Directions
The entries need to be copied exactly.
-- BEGIN Record excerpts --
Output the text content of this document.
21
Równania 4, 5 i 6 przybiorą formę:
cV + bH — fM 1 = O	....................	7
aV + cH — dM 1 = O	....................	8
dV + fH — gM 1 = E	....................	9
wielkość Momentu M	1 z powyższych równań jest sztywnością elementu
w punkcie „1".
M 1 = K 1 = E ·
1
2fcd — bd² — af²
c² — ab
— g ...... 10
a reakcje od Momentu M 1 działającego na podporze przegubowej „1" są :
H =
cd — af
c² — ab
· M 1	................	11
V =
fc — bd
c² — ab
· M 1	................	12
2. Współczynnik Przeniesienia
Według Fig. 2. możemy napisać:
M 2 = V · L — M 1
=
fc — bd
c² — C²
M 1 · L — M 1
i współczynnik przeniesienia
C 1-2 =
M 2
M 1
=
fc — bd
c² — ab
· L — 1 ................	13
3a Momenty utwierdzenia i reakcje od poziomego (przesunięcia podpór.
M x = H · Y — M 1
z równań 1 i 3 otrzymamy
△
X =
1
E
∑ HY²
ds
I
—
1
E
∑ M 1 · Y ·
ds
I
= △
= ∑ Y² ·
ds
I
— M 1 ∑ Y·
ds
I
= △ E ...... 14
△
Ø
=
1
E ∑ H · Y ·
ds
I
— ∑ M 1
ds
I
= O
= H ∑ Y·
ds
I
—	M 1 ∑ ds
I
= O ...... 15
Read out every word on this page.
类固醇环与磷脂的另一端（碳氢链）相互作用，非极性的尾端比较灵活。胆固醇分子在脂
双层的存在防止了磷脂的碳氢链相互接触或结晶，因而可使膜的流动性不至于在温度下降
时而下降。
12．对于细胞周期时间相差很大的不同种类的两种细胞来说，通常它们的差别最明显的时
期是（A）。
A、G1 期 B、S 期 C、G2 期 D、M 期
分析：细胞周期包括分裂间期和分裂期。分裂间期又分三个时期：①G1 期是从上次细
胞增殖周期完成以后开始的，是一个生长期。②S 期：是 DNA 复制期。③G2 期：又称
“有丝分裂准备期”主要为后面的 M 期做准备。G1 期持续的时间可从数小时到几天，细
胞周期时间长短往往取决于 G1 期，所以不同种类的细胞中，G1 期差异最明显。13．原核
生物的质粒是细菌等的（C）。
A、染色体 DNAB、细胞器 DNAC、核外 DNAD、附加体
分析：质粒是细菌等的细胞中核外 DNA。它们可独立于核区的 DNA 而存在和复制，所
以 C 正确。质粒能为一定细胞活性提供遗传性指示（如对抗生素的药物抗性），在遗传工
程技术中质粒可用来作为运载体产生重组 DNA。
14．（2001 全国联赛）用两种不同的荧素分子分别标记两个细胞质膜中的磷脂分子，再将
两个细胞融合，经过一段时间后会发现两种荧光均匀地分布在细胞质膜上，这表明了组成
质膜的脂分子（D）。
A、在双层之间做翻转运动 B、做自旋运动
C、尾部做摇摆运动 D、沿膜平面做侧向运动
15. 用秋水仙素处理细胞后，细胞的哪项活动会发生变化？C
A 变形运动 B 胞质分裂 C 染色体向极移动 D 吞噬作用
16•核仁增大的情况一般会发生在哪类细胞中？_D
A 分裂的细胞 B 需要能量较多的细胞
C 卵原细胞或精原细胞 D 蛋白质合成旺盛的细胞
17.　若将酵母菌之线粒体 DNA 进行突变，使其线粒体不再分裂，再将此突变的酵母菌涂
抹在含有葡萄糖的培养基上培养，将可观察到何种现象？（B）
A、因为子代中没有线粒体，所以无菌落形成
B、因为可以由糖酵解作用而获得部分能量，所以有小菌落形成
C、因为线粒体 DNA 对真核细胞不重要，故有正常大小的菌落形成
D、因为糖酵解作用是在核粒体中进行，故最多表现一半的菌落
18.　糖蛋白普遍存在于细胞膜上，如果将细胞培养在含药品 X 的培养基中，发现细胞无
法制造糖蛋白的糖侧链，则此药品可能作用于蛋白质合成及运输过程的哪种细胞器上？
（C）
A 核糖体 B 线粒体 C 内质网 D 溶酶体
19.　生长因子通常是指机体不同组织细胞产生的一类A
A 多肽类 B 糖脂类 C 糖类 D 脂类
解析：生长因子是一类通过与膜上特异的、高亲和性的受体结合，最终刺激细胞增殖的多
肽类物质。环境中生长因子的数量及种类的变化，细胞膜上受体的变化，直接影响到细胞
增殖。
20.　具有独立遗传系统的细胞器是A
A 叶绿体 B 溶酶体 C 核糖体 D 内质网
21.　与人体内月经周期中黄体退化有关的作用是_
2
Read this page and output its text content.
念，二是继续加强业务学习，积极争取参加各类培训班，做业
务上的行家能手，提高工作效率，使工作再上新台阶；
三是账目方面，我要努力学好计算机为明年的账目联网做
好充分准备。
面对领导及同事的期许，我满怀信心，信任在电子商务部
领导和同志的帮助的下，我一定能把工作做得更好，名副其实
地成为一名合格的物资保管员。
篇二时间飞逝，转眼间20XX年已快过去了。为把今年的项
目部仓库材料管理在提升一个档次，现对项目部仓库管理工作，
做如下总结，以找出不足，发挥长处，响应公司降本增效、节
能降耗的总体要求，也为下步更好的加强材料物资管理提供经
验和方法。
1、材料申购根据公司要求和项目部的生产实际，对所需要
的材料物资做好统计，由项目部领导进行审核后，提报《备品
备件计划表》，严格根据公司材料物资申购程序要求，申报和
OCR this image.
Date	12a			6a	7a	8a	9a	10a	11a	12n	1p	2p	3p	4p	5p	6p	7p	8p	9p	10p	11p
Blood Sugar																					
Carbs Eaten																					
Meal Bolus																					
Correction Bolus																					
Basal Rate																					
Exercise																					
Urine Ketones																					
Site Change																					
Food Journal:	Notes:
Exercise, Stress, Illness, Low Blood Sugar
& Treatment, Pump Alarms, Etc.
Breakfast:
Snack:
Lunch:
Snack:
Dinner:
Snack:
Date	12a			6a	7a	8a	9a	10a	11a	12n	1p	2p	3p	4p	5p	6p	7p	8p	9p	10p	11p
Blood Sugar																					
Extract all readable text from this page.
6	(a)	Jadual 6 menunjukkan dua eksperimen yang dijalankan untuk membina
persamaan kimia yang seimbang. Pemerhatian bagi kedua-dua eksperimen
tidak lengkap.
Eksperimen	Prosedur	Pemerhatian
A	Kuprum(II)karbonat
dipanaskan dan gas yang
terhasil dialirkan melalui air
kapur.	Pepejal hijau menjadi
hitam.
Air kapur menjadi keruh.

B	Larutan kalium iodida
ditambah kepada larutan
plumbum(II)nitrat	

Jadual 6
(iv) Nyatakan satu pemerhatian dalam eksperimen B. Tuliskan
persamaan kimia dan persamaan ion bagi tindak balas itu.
-- END Record excerpts --
Response below
Output the text content of this document.
21
Równania 4, 5 i 6 przybiorą formę:
cV + bH — fM 1 = O	....................	7
aV + cH — dM 1 = O	....................	8
dV + fH — gM 1 = E	....................	9
wielkość Momentu M	1 z powyższych równań jest sztywnością elementu
w punkcie „1".
M 1 = K 1 = E ·
1
2fcd — bd² — af²
c² — ab
— g ...... 10
a reakcje od Momentu M 1 działającego na podporze przegubowej „1" są :
H =
cd — af
c² — ab
· M 1	................	11
V =
fc — bd
c² — ab
· M 1	................	12
2. Współczynnik Przeniesienia
Według Fig. 2. możemy napisać:
M 2 = V · L — M 1
=
fc — bd
c² — C²
M 1 · L — M 1
i współczynnik przeniesienia
C 1-2 =
M 2
M 1
=
fc — bd
c² — ab
· L — 1 ................	13
3a Momenty utwierdzenia i reakcje od poziomego (przesunięcia podpór.
M x = H · Y — M 1
z równań 1 i 3 otrzymamy
△
X =
1
E
∑ HY²
ds
I
—
1
E
∑ M 1 · Y ·
ds
I
= △
= ∑ Y² ·
ds
I
— M 1 ∑ Y·
ds
I
= △ E ...... 14
△
Ø
=
1
E ∑ H · Y ·
ds
I
— ∑ M 1
ds
I
= O
= H ∑ Y·
ds
I
—	M 1 ∑ ds
I
= O ...... 15
Read out every word on this page.
类固醇环与磷脂的另一端（碳氢链）相互作用，非极性的尾端比较灵活。胆固醇分子在脂
双层的存在防止了磷脂的碳氢链相互接触或结晶，因而可使膜的流动性不至于在温度下降
时而下降。
12．对于细胞周期时间相差很大的不同种类的两种细胞来说，通常它们的差别最明显的时
期是（A）。
A、G1 期 B、S 期 C、G2 期 D、M 期
分析：细胞周期包括分裂间期和分裂期。分裂间期又分三个时期：①G1 期是从上次细
胞增殖周期完成以后开始的，是一个生长期。②S 期：是 DNA 复制期。③G2 期：又称
“有丝分裂准备期”主要为后面的 M 期做准备。G1 期持续的时间可从数小时到几天，细
胞周期时间长短往往取决于 G1 期，所以不同种类的细胞中，G1 期差异最明显。13．原核
生物的质粒是细菌等的（C）。
A、染色体 DNAB、细胞器 DNAC、核外 DNAD、附加体
分析：质粒是细菌等的细胞中核外 DNA。它们可独立于核区的 DNA 而存在和复制，所
以 C 正确。质粒能为一定细胞活性提供遗传性指示（如对抗生素的药物抗性），在遗传工
程技术中质粒可用来作为运载体产生重组 DNA。
14．（2001 全国联赛）用两种不同的荧素分子分别标记两个细胞质膜中的磷脂分子，再将
两个细胞融合，经过一段时间后会发现两种荧光均匀地分布在细胞质膜上，这表明了组成
质膜的脂分子（D）。
A、在双层之间做翻转运动 B、做自旋运动
C、尾部做摇摆运动 D、沿膜平面做侧向运动
15. 用秋水仙素处理细胞后，细胞的哪项活动会发生变化？C
A 变形运动 B 胞质分裂 C 染色体向极移动 D 吞噬作用
16•核仁增大的情况一般会发生在哪类细胞中？_D
A 分裂的细胞 B 需要能量较多的细胞
C 卵原细胞或精原细胞 D 蛋白质合成旺盛的细胞
17.　若将酵母菌之线粒体 DNA 进行突变，使其线粒体不再分裂，再将此突变的酵母菌涂
抹在含有葡萄糖的培养基上培养，将可观察到何种现象？（B）
A、因为子代中没有线粒体，所以无菌落形成
B、因为可以由糖酵解作用而获得部分能量，所以有小菌落形成
C、因为线粒体 DNA 对真核细胞不重要，故有正常大小的菌落形成
D、因为糖酵解作用是在核粒体中进行，故最多表现一半的菌落
18.　糖蛋白普遍存在于细胞膜上，如果将细胞培养在含药品 X 的培养基中，发现细胞无
法制造糖蛋白的糖侧链，则此药品可能作用于蛋白质合成及运输过程的哪种细胞器上？
（C）
A 核糖体 B 线粒体 C 内质网 D 溶酶体
19.　生长因子通常是指机体不同组织细胞产生的一类A
A 多肽类 B 糖脂类 C 糖类 D 脂类
解析：生长因子是一类通过与膜上特异的、高亲和性的受体结合，最终刺激细胞增殖的多
肽类物质。环境中生长因子的数量及种类的变化，细胞膜上受体的变化，直接影响到细胞
增殖。
20.　具有独立遗传系统的细胞器是A
A 叶绿体 B 溶酶体 C 核糖体 D 内质网
21.　与人体内月经周期中黄体退化有关的作用是_
2
Read this page and output its text content.
念，二是继续加强业务学习，积极争取参加各类培训班，做业
务上的行家能手，提高工作效率，使工作再上新台阶；
三是账目方面，我要努力学好计算机为明年的账目联网做
好充分准备。
面对领导及同事的期许，我满怀信心，信任在电子商务部
领导和同志的帮助的下，我一定能把工作做得更好，名副其实
地成为一名合格的物资保管员。
篇二时间飞逝，转眼间20XX年已快过去了。为把今年的项
目部仓库材料管理在提升一个档次，现对项目部仓库管理工作，
做如下总结，以找出不足，发挥长处，响应公司降本增效、节
能降耗的总体要求，也为下步更好的加强材料物资管理提供经
验和方法。
1、材料申购根据公司要求和项目部的生产实际，对所需要
的材料物资做好统计，由项目部领导进行审核后，提报《备品
备件计划表》，严格根据公司材料物资申购程序要求，申报和
OCR this image.
Date	12a			6a	7a	8a	9a	10a	11a	12n	1p	2p	3p	4p	5p	6p	7p	8p	9p	10p	11p
Blood Sugar																					
Carbs Eaten																					
Meal Bolus																					
Correction Bolus																					
Basal Rate																					
Exercise																					
Urine Ketones																					
Site Change																					
Food Journal:	Notes:
Exercise, Stress, Illness, Low Blood Sugar
& Treatment, Pump Alarms, Etc.
Breakfast:
Snack:
Lunch:
Snack:
Dinner:
Snack:
Date	12a			6a	7a	8a	9a	10a	11a	12n	1p	2p	3p	4p	5p	6p	7p	8p	9p	10p	11p
Blood Sugar																					
Extract all readable text from this page.
6	(a)	Jadual 6 menunjukkan dua eksperimen yang dijalankan untuk membina
persamaan kimia yang seimbang. Pemerhatian bagi kedua-dua eksperimen
tidak lengkap.
Eksperimen	Prosedur	Pemerhatian
A	Kuprum(II)karbonat
dipanaskan dan gas yang
terhasil dialirkan melalui air
kapur.	Pepejal hijau menjadi
hitam.
Air kapur menjadi keruh.

B	Larutan kalium iodida
ditambah kepada larutan
plumbum(II)nitrat	

Jadual 6
(iv) Nyatakan satu pemerhatian dalam eksperimen B. Tuliskan
persamaan kimia dan persamaan ion bagi tindak balas itu.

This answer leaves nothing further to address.